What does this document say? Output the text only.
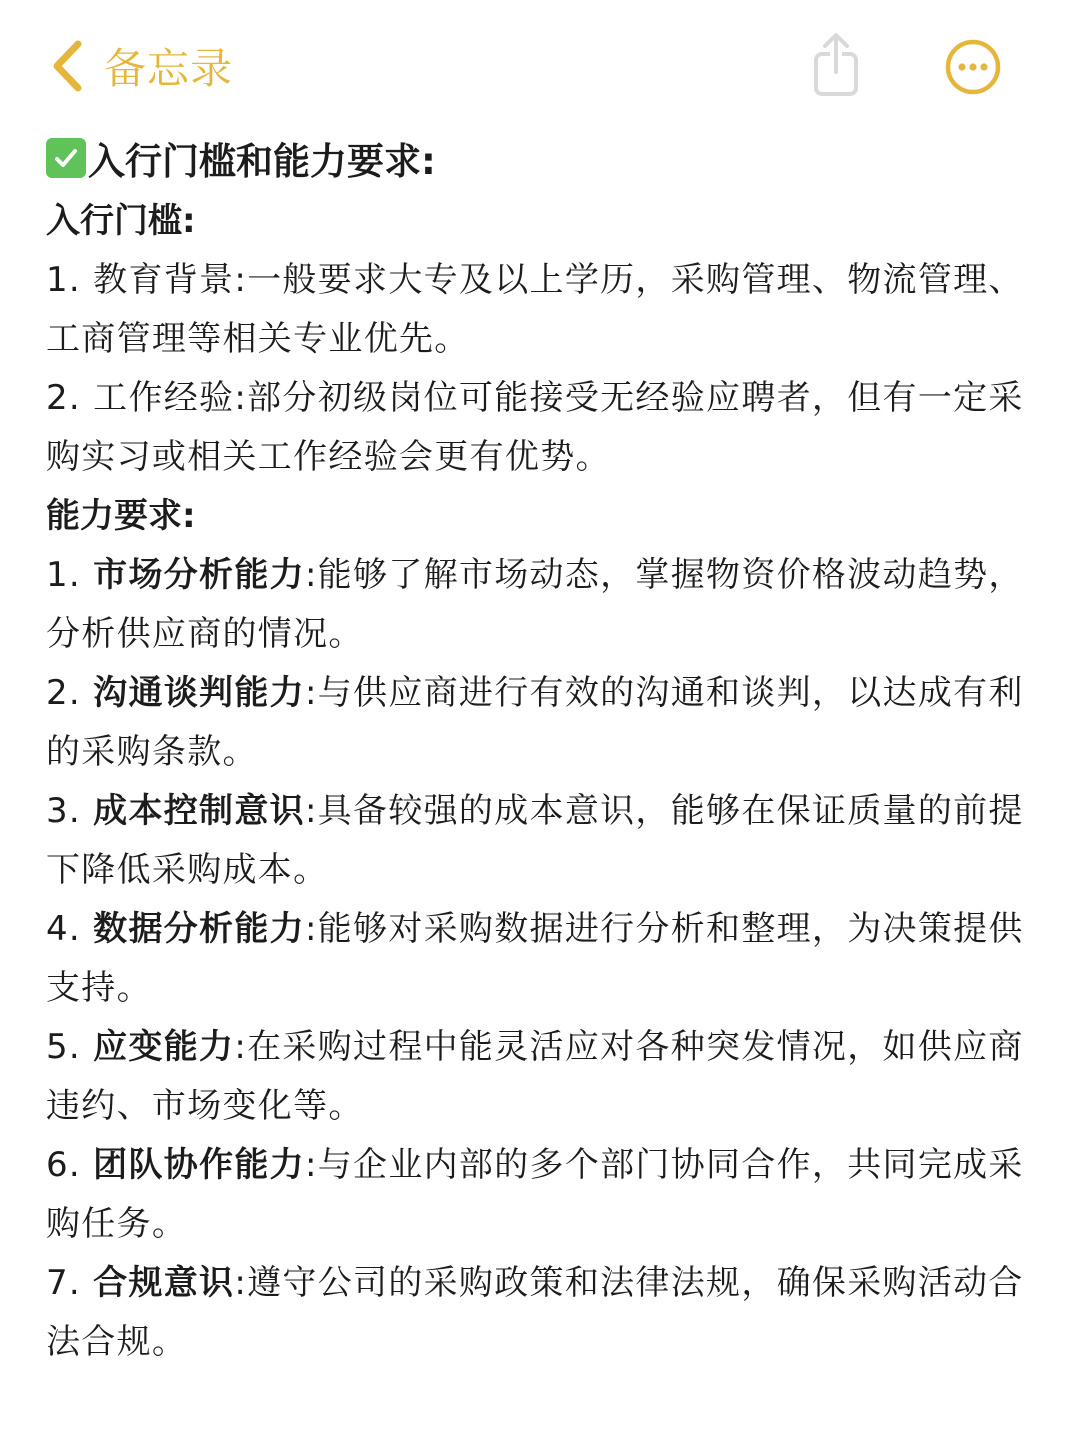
备忘录
入行门槛和能力要求:
入行门槛:
1. 教育背景:一般要求大专及以上学历，采购管理、物流管理、工商管理等相关专业优先。
2. 工作经验:部分初级岗位可能接受无经验应聘者，但有一定采购实习或相关工作经验会更有优势。
能力要求:
1. 市场分析能力:能够了解市场动态，掌握物资价格波动趋势，分析供应商的情况。
2. 沟通谈判能力:与供应商进行有效的沟通和谈判，以达成有利的采购条款。
3. 成本控制意识:具备较强的成本意识，能够在保证质量的前提下降低采购成本。
4. 数据分析能力:能够对采购数据进行分析和整理，为决策提供支持。
5. 应变能力:在采购过程中能灵活应对各种突发情况，如供应商违约、市场变化等。
6. 团队协作能力:与企业内部的多个部门协同合作，共同完成采购任务。
7. 合规意识:遵守公司的采购政策和法律法规，确保采购活动合法合规。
# # #
▸ **EXERCISE DETAILS**: Pictures in the records should not appear in your copy, but everything else must be transcribed exactly.

▸ **CORRECT RESPONSE**:
What does this document say? Output the text only.
备忘录
入行门槛和能力要求:
入行门槛:
1. 教育背景:一般要求大专及以上学历，采购管理、物流管理、工商管理等相关专业优先。
2. 工作经验:部分初级岗位可能接受无经验应聘者，但有一定采购实习或相关工作经验会更有优势。
能力要求:
1. 市场分析能力:能够了解市场动态，掌握物资价格波动趋势，分析供应商的情况。
2. 沟通谈判能力:与供应商进行有效的沟通和谈判，以达成有利的采购条款。
3. 成本控制意识:具备较强的成本意识，能够在保证质量的前提下降低采购成本。
4. 数据分析能力:能够对采购数据进行分析和整理，为决策提供支持。
5. 应变能力:在采购过程中能灵活应对各种突发情况，如供应商违约、市场变化等。
6. 团队协作能力:与企业内部的多个部门协同合作，共同完成采购任务。
7. 合规意识:遵守公司的采购政策和法律法规，确保采购活动合法合规。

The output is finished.